--- start RECORDS TO USE ---

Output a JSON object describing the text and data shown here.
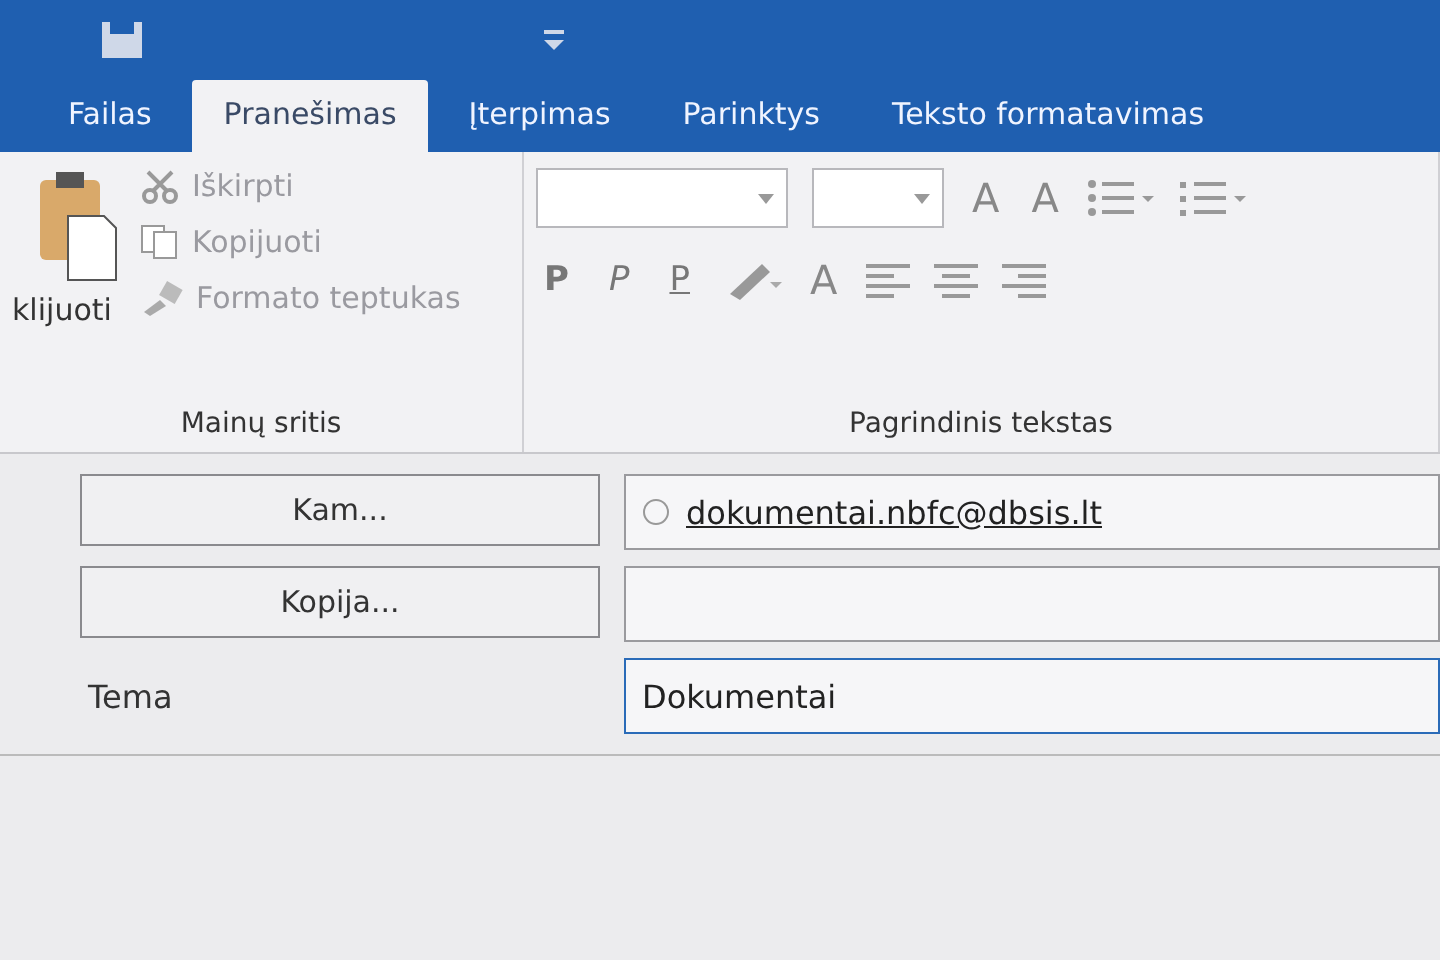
{
  "tabs": [
    {
      "label": "Failas",
      "selected": false
    },
    {
      "label": "Pranešimas",
      "selected": true
    },
    {
      "label": "Įterpimas",
      "selected": false
    },
    {
      "label": "Parinktys",
      "selected": false
    },
    {
      "label": "Teksto formatavimas",
      "selected": false
    }
  ],
  "clipboard": {
    "paste_label": "klijuoti",
    "items": [
      {
        "kind": "cut",
        "label": "Iškirpti",
        "disabled": true
      },
      {
        "kind": "copy",
        "label": "Kopijuoti",
        "disabled": true
      },
      {
        "kind": "painter",
        "label": "Formato teptukas",
        "disabled": true
      }
    ],
    "group_label": "Mainų sritis"
  },
  "basic_text": {
    "format_buttons": [
      {
        "kind": "bold",
        "label": "P"
      },
      {
        "kind": "italic",
        "label": "P"
      },
      {
        "kind": "underline",
        "label": "P"
      }
    ],
    "color_label": "A",
    "grow_labels": [
      "A",
      "A"
    ],
    "group_label": "Pagrindinis tekstas"
  },
  "header": {
    "to_button": "Kam...",
    "cc_button": "Kopija...",
    "subject_label": "Tema",
    "recipient": "dokumentai.nbfc@dbsis.lt",
    "subject": "Dokumentai"
  }
}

--- end RECORDS TO USE ---

Looking at the data above, how many lines hold the word "kind"? Respond with the number alone.

6